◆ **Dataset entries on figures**
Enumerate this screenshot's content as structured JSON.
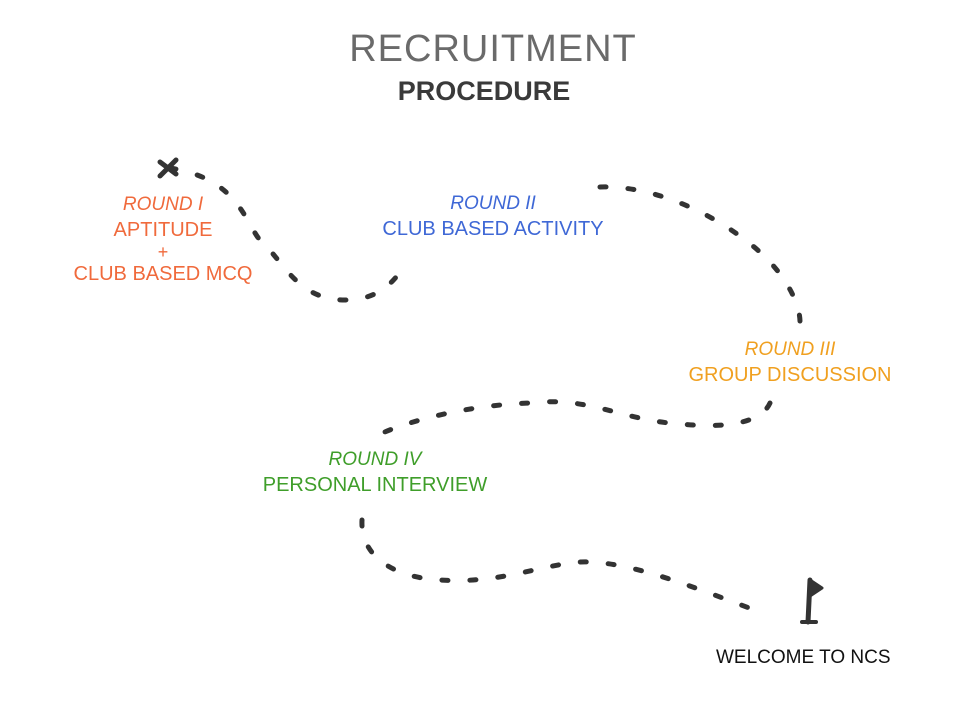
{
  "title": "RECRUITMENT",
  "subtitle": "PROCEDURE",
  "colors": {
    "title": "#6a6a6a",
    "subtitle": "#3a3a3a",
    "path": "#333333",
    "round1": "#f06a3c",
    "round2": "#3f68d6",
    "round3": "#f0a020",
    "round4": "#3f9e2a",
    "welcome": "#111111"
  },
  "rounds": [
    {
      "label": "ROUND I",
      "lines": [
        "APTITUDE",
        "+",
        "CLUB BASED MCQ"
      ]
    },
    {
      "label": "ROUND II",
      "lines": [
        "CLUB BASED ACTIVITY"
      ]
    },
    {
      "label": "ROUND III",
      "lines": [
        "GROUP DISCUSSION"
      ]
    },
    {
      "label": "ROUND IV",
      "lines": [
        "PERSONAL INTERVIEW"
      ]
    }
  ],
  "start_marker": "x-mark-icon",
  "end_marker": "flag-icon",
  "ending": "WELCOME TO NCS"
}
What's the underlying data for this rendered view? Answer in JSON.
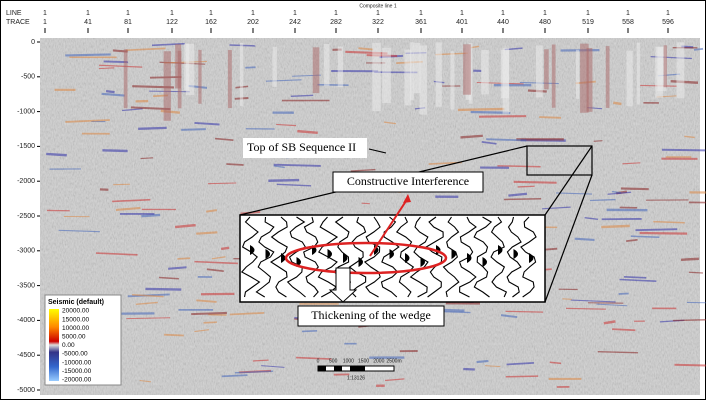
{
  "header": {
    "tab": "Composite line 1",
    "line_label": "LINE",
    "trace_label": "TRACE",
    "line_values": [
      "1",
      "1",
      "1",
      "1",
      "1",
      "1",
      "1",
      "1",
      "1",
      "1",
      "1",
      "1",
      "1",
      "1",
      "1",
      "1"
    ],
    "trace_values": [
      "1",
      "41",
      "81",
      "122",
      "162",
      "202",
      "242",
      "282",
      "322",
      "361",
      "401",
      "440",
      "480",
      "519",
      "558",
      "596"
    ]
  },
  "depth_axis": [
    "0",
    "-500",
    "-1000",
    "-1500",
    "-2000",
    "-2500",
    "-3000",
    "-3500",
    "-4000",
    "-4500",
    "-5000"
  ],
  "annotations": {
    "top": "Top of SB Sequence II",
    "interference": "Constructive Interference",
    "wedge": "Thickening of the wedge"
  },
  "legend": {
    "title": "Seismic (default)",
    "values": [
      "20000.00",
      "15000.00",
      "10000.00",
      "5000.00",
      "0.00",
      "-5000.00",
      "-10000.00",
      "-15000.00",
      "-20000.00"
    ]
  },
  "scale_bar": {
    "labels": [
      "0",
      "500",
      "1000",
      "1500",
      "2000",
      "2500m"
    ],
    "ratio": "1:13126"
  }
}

◆ **Task requirements**
With pictures omitted, copy exactly the lines from the one containing "What's the underlying" through the final line of the listing, both included.

◆ **Task answer**
What's the underlying data for this rendered view? Answer in JSON.
{
  "header": {
    "tab": "Composite line 1",
    "line_label": "LINE",
    "trace_label": "TRACE",
    "line_values": [
      "1",
      "1",
      "1",
      "1",
      "1",
      "1",
      "1",
      "1",
      "1",
      "1",
      "1",
      "1",
      "1",
      "1",
      "1",
      "1"
    ],
    "trace_values": [
      "1",
      "41",
      "81",
      "122",
      "162",
      "202",
      "242",
      "282",
      "322",
      "361",
      "401",
      "440",
      "480",
      "519",
      "558",
      "596"
    ]
  },
  "depth_axis": [
    "0",
    "-500",
    "-1000",
    "-1500",
    "-2000",
    "-2500",
    "-3000",
    "-3500",
    "-4000",
    "-4500",
    "-5000"
  ],
  "annotations": {
    "top": "Top of SB Sequence II",
    "interference": "Constructive Interference",
    "wedge": "Thickening of the wedge"
  },
  "legend": {
    "title": "Seismic (default)",
    "values": [
      "20000.00",
      "15000.00",
      "10000.00",
      "5000.00",
      "0.00",
      "-5000.00",
      "-10000.00",
      "-15000.00",
      "-20000.00"
    ]
  },
  "scale_bar": {
    "labels": [
      "0",
      "500",
      "1000",
      "1500",
      "2000",
      "2500m"
    ],
    "ratio": "1:13126"
  }
}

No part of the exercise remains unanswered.